# Task to carry out
Copy all lines below containing "title".

# Material provided
◇ ◇ ◇ ◇ ◇ ◇ ◇

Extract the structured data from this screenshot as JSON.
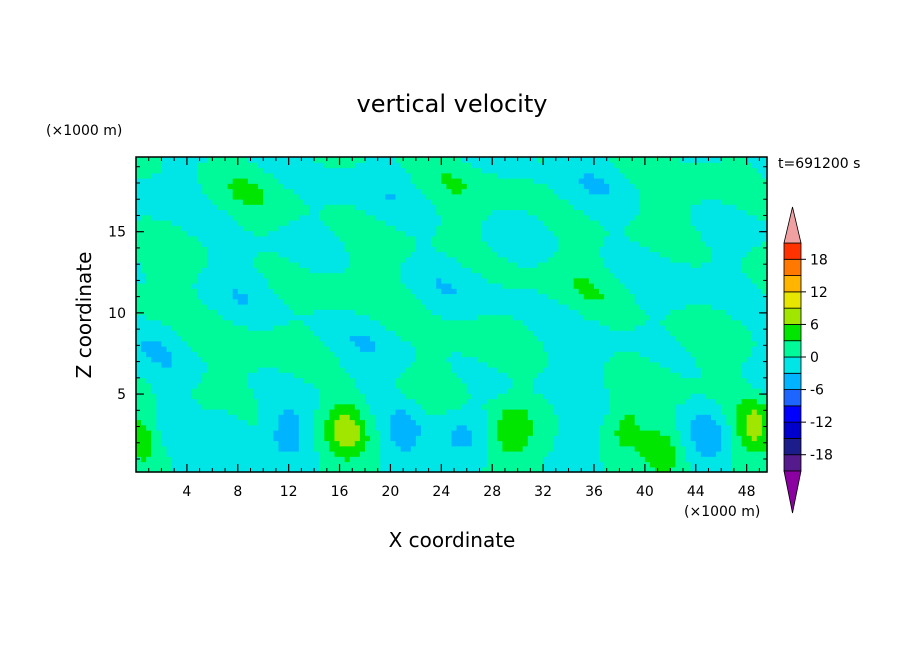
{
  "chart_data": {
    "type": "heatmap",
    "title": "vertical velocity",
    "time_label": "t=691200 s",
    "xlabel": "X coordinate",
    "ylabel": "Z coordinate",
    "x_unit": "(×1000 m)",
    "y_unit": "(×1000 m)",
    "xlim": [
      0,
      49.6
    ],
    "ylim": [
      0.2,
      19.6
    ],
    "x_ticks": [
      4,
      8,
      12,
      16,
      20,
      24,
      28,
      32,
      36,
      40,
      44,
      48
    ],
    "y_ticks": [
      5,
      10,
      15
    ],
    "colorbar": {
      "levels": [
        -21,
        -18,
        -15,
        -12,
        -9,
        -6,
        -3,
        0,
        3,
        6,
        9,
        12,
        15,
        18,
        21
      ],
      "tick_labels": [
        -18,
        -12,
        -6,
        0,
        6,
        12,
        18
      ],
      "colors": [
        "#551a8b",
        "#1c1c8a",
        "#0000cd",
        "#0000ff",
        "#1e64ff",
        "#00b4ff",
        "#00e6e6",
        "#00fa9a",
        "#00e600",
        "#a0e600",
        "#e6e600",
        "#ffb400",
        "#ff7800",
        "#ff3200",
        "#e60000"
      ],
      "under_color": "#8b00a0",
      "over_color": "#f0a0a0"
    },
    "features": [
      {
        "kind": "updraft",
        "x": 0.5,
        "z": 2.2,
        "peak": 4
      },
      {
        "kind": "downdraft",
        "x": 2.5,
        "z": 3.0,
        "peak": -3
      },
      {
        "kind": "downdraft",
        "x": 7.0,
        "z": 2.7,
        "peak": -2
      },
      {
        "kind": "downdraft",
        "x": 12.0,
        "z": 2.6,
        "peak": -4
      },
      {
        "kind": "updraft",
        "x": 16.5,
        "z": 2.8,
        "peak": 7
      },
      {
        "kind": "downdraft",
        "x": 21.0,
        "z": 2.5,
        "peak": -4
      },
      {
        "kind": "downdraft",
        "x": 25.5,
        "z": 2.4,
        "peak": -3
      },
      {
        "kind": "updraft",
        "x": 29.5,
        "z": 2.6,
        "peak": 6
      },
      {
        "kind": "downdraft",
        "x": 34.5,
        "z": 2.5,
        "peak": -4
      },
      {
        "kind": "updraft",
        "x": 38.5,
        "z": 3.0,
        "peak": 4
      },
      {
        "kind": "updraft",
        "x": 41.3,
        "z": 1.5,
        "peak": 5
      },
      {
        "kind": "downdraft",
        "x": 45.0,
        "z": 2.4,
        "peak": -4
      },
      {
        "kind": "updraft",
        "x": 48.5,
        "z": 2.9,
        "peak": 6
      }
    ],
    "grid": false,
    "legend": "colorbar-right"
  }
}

◇ ◇ ◇ ◇ ◇ ◇ ◇

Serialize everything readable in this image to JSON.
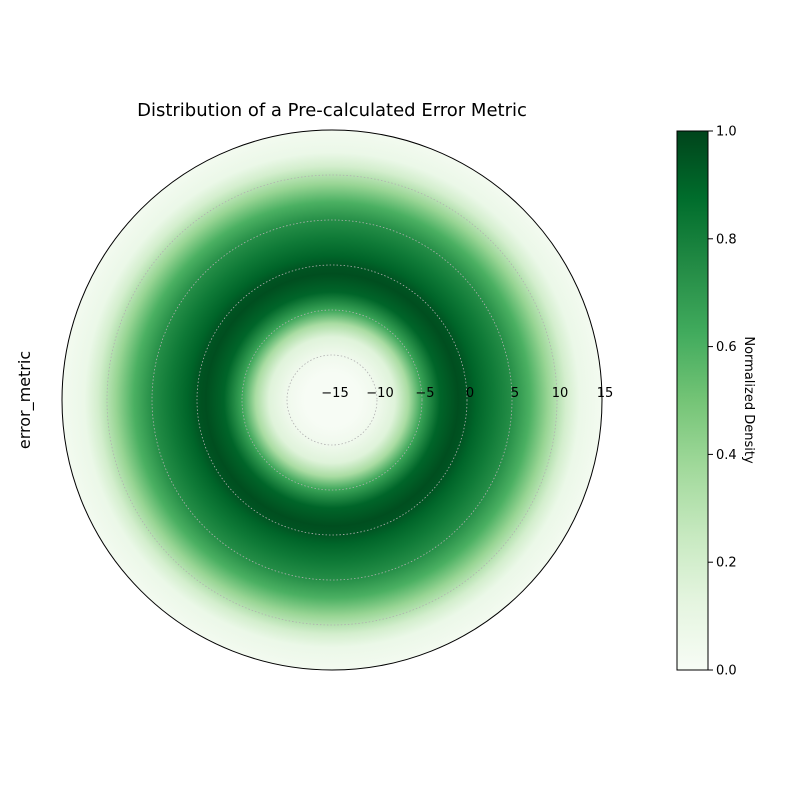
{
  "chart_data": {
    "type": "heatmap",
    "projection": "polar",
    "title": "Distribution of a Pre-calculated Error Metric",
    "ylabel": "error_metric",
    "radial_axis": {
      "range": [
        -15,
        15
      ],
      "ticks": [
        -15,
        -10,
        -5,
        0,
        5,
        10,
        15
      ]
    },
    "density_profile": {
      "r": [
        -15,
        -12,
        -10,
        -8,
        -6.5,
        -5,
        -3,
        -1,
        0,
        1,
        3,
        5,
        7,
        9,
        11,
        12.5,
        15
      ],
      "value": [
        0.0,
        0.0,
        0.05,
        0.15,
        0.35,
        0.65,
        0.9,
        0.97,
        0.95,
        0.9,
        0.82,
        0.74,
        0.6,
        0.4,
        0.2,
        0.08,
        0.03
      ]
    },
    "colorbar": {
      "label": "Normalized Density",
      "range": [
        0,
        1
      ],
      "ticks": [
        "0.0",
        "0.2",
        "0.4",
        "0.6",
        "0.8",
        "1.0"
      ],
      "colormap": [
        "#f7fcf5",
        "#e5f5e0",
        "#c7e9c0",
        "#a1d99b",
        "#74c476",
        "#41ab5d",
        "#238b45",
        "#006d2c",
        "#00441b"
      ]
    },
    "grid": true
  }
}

◇ ◇ ◇ ◇ ◇ ◇ ◇

# Written reply
    "title": "vertical velocity",
    "title": "Distribution of a Pre-calculated Error Metric",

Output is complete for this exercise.